*** Records to use

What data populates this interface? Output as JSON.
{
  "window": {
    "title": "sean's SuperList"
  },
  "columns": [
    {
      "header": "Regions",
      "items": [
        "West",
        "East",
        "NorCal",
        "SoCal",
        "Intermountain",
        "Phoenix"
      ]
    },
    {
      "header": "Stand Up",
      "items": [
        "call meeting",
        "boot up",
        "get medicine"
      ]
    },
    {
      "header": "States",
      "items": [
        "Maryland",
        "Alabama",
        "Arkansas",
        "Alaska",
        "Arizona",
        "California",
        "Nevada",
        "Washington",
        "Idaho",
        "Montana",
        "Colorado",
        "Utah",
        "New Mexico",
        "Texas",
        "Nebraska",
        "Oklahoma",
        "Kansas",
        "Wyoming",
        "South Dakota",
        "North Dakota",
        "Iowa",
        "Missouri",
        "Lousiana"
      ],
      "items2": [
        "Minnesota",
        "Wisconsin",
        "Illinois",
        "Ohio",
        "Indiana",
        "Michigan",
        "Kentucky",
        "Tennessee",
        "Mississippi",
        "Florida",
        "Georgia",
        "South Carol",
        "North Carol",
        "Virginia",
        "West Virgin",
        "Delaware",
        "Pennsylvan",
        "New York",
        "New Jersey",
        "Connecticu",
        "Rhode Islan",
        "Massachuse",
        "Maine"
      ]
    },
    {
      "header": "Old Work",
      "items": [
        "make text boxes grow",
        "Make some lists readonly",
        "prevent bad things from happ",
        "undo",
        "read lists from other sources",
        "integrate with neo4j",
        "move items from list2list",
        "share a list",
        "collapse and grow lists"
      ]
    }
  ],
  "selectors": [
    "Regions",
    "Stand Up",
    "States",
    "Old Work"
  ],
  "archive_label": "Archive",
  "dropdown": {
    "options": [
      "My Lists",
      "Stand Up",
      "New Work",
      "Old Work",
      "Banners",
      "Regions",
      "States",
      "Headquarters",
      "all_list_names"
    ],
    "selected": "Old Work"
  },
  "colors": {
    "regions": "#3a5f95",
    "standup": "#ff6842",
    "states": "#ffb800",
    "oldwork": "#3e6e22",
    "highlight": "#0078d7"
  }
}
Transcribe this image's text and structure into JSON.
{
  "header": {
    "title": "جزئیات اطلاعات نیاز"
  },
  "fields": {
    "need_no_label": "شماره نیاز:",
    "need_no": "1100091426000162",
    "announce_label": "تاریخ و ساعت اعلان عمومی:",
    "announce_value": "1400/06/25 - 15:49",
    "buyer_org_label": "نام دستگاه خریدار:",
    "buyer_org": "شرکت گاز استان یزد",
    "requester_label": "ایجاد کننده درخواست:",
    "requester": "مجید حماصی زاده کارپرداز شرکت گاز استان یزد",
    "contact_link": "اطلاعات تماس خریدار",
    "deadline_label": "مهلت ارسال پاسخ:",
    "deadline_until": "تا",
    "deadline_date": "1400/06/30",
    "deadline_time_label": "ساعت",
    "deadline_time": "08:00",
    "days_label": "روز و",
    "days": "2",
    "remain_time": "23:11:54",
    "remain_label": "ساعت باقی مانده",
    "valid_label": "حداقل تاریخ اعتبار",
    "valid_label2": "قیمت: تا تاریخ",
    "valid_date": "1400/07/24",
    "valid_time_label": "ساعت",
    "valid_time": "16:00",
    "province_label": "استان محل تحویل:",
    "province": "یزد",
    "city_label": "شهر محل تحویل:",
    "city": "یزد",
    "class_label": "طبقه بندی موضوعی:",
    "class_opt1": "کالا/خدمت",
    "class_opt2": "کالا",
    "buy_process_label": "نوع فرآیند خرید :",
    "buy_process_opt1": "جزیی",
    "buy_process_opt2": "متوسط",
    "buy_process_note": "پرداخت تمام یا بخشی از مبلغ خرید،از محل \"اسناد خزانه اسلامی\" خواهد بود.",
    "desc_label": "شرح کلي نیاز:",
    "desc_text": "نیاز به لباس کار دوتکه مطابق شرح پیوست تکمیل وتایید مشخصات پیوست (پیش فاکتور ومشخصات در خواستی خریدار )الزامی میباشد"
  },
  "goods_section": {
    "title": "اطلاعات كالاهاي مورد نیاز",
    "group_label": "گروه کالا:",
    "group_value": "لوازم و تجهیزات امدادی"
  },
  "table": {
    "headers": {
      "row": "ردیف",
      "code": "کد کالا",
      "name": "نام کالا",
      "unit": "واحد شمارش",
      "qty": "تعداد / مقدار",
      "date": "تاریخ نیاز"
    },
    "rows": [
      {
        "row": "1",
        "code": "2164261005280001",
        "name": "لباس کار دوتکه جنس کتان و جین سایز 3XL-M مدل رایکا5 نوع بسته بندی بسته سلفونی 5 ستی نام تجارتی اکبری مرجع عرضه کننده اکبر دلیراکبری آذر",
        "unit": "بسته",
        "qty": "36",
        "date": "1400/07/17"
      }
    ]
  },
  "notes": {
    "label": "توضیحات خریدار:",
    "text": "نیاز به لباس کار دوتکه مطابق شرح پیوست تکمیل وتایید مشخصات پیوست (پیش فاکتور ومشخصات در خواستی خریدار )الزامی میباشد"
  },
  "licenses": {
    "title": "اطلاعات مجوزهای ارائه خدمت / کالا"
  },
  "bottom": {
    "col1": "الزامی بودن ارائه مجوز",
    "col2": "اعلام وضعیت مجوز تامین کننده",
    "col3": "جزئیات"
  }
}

******

**Problem to solve**.
Gather each line holding the string "ارائه".

**Result of the exercise**.
    "title": "اطلاعات مجوزهای ارائه خدمت / کالا"
    "col1": "الزامی بودن ارائه مجوز",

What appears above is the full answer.